(WHAT IS EXPECTED) When you repeat the records, keep every word exact and drop each picture.

(DATA TO EXAMINE)
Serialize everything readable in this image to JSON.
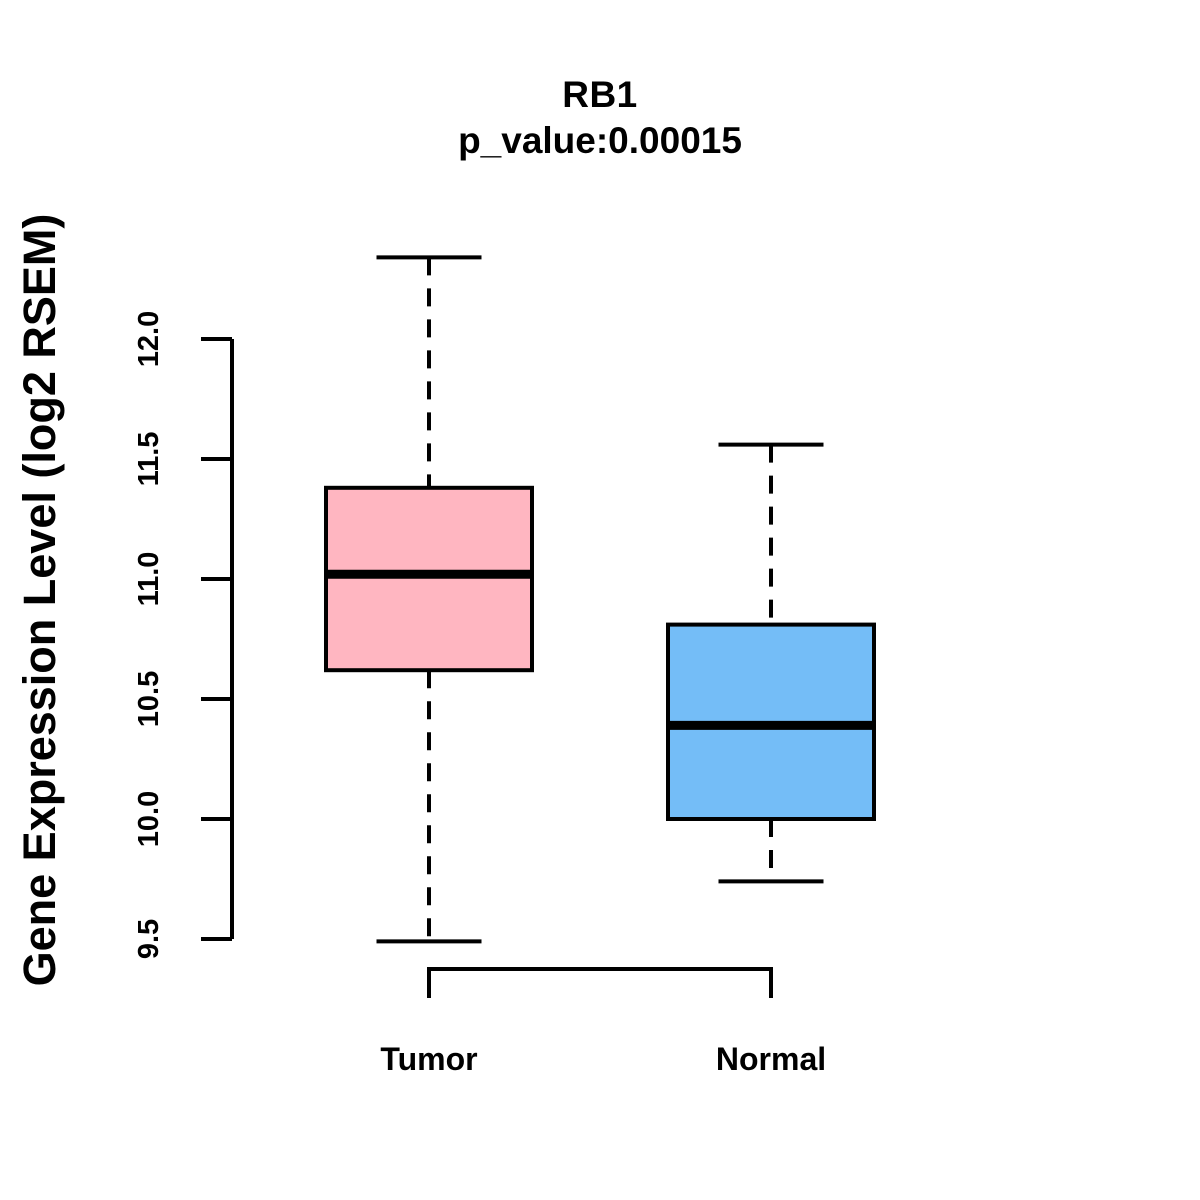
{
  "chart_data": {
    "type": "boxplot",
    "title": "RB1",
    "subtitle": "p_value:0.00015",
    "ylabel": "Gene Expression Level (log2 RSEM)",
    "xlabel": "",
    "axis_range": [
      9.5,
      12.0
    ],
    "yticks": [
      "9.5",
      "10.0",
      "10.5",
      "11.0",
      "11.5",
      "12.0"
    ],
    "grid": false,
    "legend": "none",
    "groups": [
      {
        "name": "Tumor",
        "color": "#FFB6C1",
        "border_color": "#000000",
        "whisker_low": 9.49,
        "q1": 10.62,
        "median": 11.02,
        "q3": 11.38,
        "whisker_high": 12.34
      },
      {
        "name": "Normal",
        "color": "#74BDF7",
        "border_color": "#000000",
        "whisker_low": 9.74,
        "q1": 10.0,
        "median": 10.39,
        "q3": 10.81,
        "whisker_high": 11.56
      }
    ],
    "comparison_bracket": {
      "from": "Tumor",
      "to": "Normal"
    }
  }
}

(ANSWER FOR THIS EXERCISE)
Serialize everything readable in this image to JSON.
{
  "chart_data": {
    "type": "boxplot",
    "title": "RB1",
    "subtitle": "p_value:0.00015",
    "ylabel": "Gene Expression Level (log2 RSEM)",
    "xlabel": "",
    "axis_range": [
      9.5,
      12.0
    ],
    "yticks": [
      "9.5",
      "10.0",
      "10.5",
      "11.0",
      "11.5",
      "12.0"
    ],
    "grid": false,
    "legend": "none",
    "groups": [
      {
        "name": "Tumor",
        "color": "#FFB6C1",
        "border_color": "#000000",
        "whisker_low": 9.49,
        "q1": 10.62,
        "median": 11.02,
        "q3": 11.38,
        "whisker_high": 12.34
      },
      {
        "name": "Normal",
        "color": "#74BDF7",
        "border_color": "#000000",
        "whisker_low": 9.74,
        "q1": 10.0,
        "median": 10.39,
        "q3": 10.81,
        "whisker_high": 11.56
      }
    ],
    "comparison_bracket": {
      "from": "Tumor",
      "to": "Normal"
    }
  }
}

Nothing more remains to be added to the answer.